> Data tied to figure images
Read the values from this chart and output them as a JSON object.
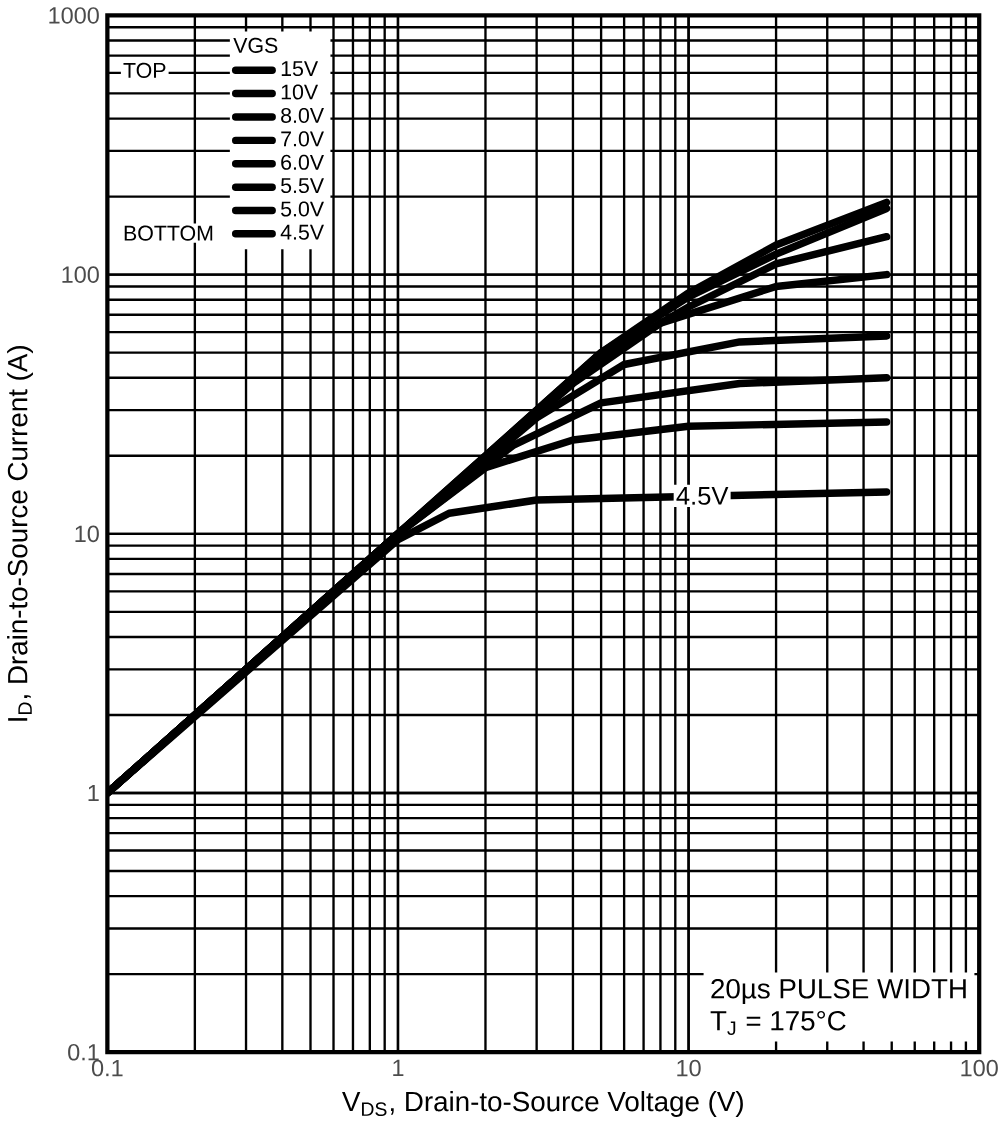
{
  "chart_data": {
    "type": "line",
    "xlabel": "V$_{DS}$, Drain-to-Source Voltage (V)",
    "ylabel": "I$_{D}$, Drain-to-Source Current (A)",
    "legend_title": "VGS",
    "annotations": [
      "TOP",
      "BOTTOM",
      {
        "text": "4.5V",
        "x": 14,
        "y": 14
      },
      "20µs PULSE WIDTH",
      "T$_{J}$ = 175°C"
    ],
    "log": "xy",
    "grid": true,
    "legend": "top left",
    "marker": "none",
    "line_style": "solid",
    "xlim": [
      0.1,
      100
    ],
    "ylim": [
      0.1,
      1000
    ],
    "xticks": [
      0.1,
      1,
      10,
      100
    ],
    "yticks": [
      0.1,
      1,
      10,
      100,
      1000
    ],
    "series": [
      {
        "name": "15V",
        "color": "#000000",
        "x": [
          0.1,
          1,
          5,
          10,
          20,
          48
        ],
        "values": [
          1,
          10,
          50,
          85,
          130,
          190
        ]
      },
      {
        "name": "10V",
        "color": "#000000",
        "x": [
          0.1,
          1,
          5,
          10,
          20,
          48
        ],
        "values": [
          1,
          10,
          50,
          82,
          120,
          180
        ]
      },
      {
        "name": "8.0V",
        "color": "#000000",
        "x": [
          0.1,
          1,
          5,
          10,
          20,
          48
        ],
        "values": [
          1,
          10,
          48,
          75,
          110,
          140
        ]
      },
      {
        "name": "7.0V",
        "color": "#000000",
        "x": [
          0.1,
          1,
          4,
          8,
          20,
          48
        ],
        "values": [
          1,
          10,
          38,
          65,
          90,
          100
        ]
      },
      {
        "name": "6.0V",
        "color": "#000000",
        "x": [
          0.1,
          1,
          3,
          6,
          15,
          48
        ],
        "values": [
          1,
          10,
          28,
          45,
          55,
          58
        ]
      },
      {
        "name": "5.5V",
        "color": "#000000",
        "x": [
          0.1,
          1,
          2.5,
          5,
          15,
          48
        ],
        "values": [
          1,
          10,
          22,
          32,
          38,
          40
        ]
      },
      {
        "name": "5.0V",
        "color": "#000000",
        "x": [
          0.1,
          1,
          2,
          4,
          10,
          48
        ],
        "values": [
          1,
          10,
          18,
          23,
          26,
          27
        ]
      },
      {
        "name": "4.5V",
        "color": "#000000",
        "x": [
          0.1,
          1,
          1.5,
          3,
          48
        ],
        "values": [
          1,
          9.5,
          12,
          13.5,
          14.5
        ]
      }
    ]
  }
}
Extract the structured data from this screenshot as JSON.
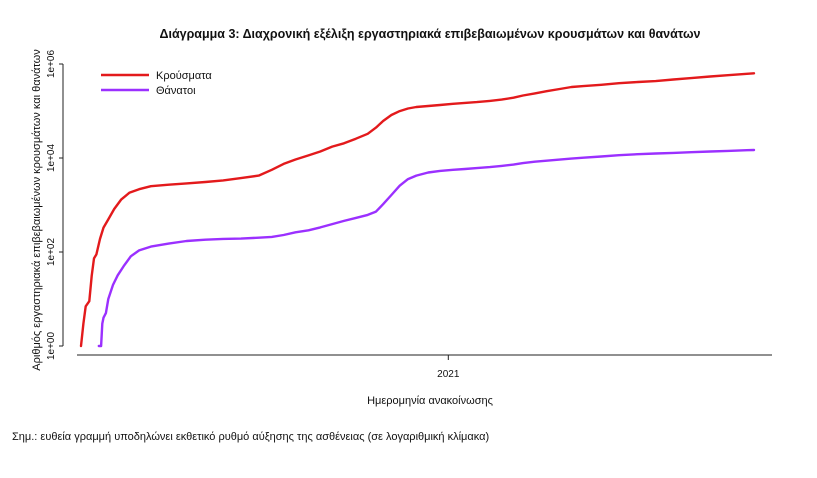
{
  "chart_data": {
    "type": "line",
    "title": "Διάγραμμα 3: Διαχρονική εξέλιξη εργαστηριακά επιβεβαιωμένων κρουσμάτων και θανάτων",
    "xlabel": "Ημερομηνία ανακοίνωσης",
    "ylabel": "Αριθμός εργαστηριακά επιβεβαιωμένων κρουσμάτων και θανάτων",
    "y_scale": "log",
    "ylim": [
      1,
      1000000
    ],
    "y_ticks": [
      {
        "value": 1,
        "label": "1e+00"
      },
      {
        "value": 100,
        "label": "1e+02"
      },
      {
        "value": 10000,
        "label": "1e+04"
      },
      {
        "value": 1000000,
        "label": "1e+06"
      }
    ],
    "xlim": [
      "2020-02-26",
      "2021-09-16"
    ],
    "x_ticks": [
      {
        "value": "2021-01-01",
        "label": "2021"
      }
    ],
    "legend": "top-left",
    "grid": false,
    "series": [
      {
        "name": "Κρούσματα",
        "color": "#e31a1c",
        "points": [
          [
            "2020-02-26",
            1
          ],
          [
            "2020-02-28",
            3
          ],
          [
            "2020-03-01",
            7
          ],
          [
            "2020-03-04",
            9
          ],
          [
            "2020-03-06",
            31
          ],
          [
            "2020-03-08",
            73
          ],
          [
            "2020-03-10",
            89
          ],
          [
            "2020-03-13",
            190
          ],
          [
            "2020-03-16",
            331
          ],
          [
            "2020-03-20",
            495
          ],
          [
            "2020-03-25",
            821
          ],
          [
            "2020-03-31",
            1314
          ],
          [
            "2020-04-07",
            1832
          ],
          [
            "2020-04-15",
            2170
          ],
          [
            "2020-04-25",
            2506
          ],
          [
            "2020-05-10",
            2710
          ],
          [
            "2020-05-25",
            2878
          ],
          [
            "2020-06-10",
            3088
          ],
          [
            "2020-06-25",
            3340
          ],
          [
            "2020-07-10",
            3732
          ],
          [
            "2020-07-25",
            4227
          ],
          [
            "2020-08-05",
            5623
          ],
          [
            "2020-08-15",
            7472
          ],
          [
            "2020-08-25",
            9280
          ],
          [
            "2020-09-05",
            11386
          ],
          [
            "2020-09-15",
            13730
          ],
          [
            "2020-09-25",
            17444
          ],
          [
            "2020-10-05",
            20541
          ],
          [
            "2020-10-15",
            25802
          ],
          [
            "2020-10-25",
            32752
          ],
          [
            "2020-11-01",
            44414
          ],
          [
            "2020-11-07",
            61355
          ],
          [
            "2020-11-14",
            82034
          ],
          [
            "2020-11-21",
            99306
          ],
          [
            "2020-11-28",
            113082
          ],
          [
            "2020-12-05",
            121705
          ],
          [
            "2020-12-15",
            127926
          ],
          [
            "2020-12-25",
            134330
          ],
          [
            "2021-01-05",
            142453
          ],
          [
            "2021-01-15",
            148465
          ],
          [
            "2021-01-25",
            154796
          ],
          [
            "2021-02-05",
            163946
          ],
          [
            "2021-02-15",
            174998
          ],
          [
            "2021-02-25",
            192064
          ],
          [
            "2021-03-05",
            214062
          ],
          [
            "2021-03-15",
            236512
          ],
          [
            "2021-03-25",
            263427
          ],
          [
            "2021-04-05",
            293398
          ],
          [
            "2021-04-15",
            324615
          ],
          [
            "2021-04-25",
            339346
          ],
          [
            "2021-05-10",
            361834
          ],
          [
            "2021-05-25",
            389678
          ],
          [
            "2021-06-10",
            413235
          ],
          [
            "2021-06-25",
            433145
          ],
          [
            "2021-07-10",
            467889
          ],
          [
            "2021-07-25",
            502391
          ],
          [
            "2021-08-10",
            541736
          ],
          [
            "2021-08-25",
            578562
          ],
          [
            "2021-09-10",
            617912
          ],
          [
            "2021-09-16",
            634586
          ]
        ]
      },
      {
        "name": "Θάνατοι",
        "color": "#9b30ff",
        "points": [
          [
            "2020-03-12",
            1
          ],
          [
            "2020-03-14",
            1
          ],
          [
            "2020-03-15",
            3
          ],
          [
            "2020-03-16",
            4
          ],
          [
            "2020-03-18",
            5
          ],
          [
            "2020-03-20",
            10
          ],
          [
            "2020-03-24",
            20
          ],
          [
            "2020-03-28",
            32
          ],
          [
            "2020-04-02",
            50
          ],
          [
            "2020-04-08",
            81
          ],
          [
            "2020-04-15",
            108
          ],
          [
            "2020-04-25",
            130
          ],
          [
            "2020-05-10",
            151
          ],
          [
            "2020-05-25",
            171
          ],
          [
            "2020-06-10",
            183
          ],
          [
            "2020-06-25",
            190
          ],
          [
            "2020-07-10",
            193
          ],
          [
            "2020-07-25",
            201
          ],
          [
            "2020-08-05",
            210
          ],
          [
            "2020-08-15",
            230
          ],
          [
            "2020-08-25",
            263
          ],
          [
            "2020-09-05",
            290
          ],
          [
            "2020-09-15",
            334
          ],
          [
            "2020-09-25",
            393
          ],
          [
            "2020-10-05",
            458
          ],
          [
            "2020-10-15",
            532
          ],
          [
            "2020-10-25",
            617
          ],
          [
            "2020-11-01",
            724
          ],
          [
            "2020-11-07",
            1040
          ],
          [
            "2020-11-14",
            1630
          ],
          [
            "2020-11-21",
            2568
          ],
          [
            "2020-11-28",
            3558
          ],
          [
            "2020-12-05",
            4227
          ],
          [
            "2020-12-15",
            4921
          ],
          [
            "2020-12-25",
            5326
          ],
          [
            "2021-01-05",
            5604
          ],
          [
            "2021-01-15",
            5831
          ],
          [
            "2021-01-25",
            6092
          ],
          [
            "2021-02-05",
            6418
          ],
          [
            "2021-02-15",
            6797
          ],
          [
            "2021-02-25",
            7222
          ],
          [
            "2021-03-05",
            7777
          ],
          [
            "2021-03-15",
            8335
          ],
          [
            "2021-03-25",
            8742
          ],
          [
            "2021-04-05",
            9226
          ],
          [
            "2021-04-15",
            9712
          ],
          [
            "2021-04-25",
            10151
          ],
          [
            "2021-05-10",
            10765
          ],
          [
            "2021-05-25",
            11460
          ],
          [
            "2021-06-10",
            12025
          ],
          [
            "2021-06-25",
            12448
          ],
          [
            "2021-07-10",
            12840
          ],
          [
            "2021-07-25",
            13258
          ],
          [
            "2021-08-10",
            13735
          ],
          [
            "2021-08-25",
            14186
          ],
          [
            "2021-09-10",
            14640
          ],
          [
            "2021-09-16",
            14789
          ]
        ]
      }
    ]
  },
  "footnote": "Σημ.: ευθεία γραμμή υποδηλώνει εκθετικό ρυθμό αύξησης της ασθένειας (σε λογαριθμική κλίμακα)"
}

> TASK
Search the records for the word "θανάτων". Copy every line that has it.

> SOLUTION FOR THIS EXERCISE
    "title": "Διάγραμμα 3: Διαχρονική εξέλιξη εργαστηριακά επιβεβαιωμένων κρουσμάτων και θανάτων",
    "ylabel": "Αριθμός εργαστηριακά επιβεβαιωμένων κρουσμάτων και θανάτων",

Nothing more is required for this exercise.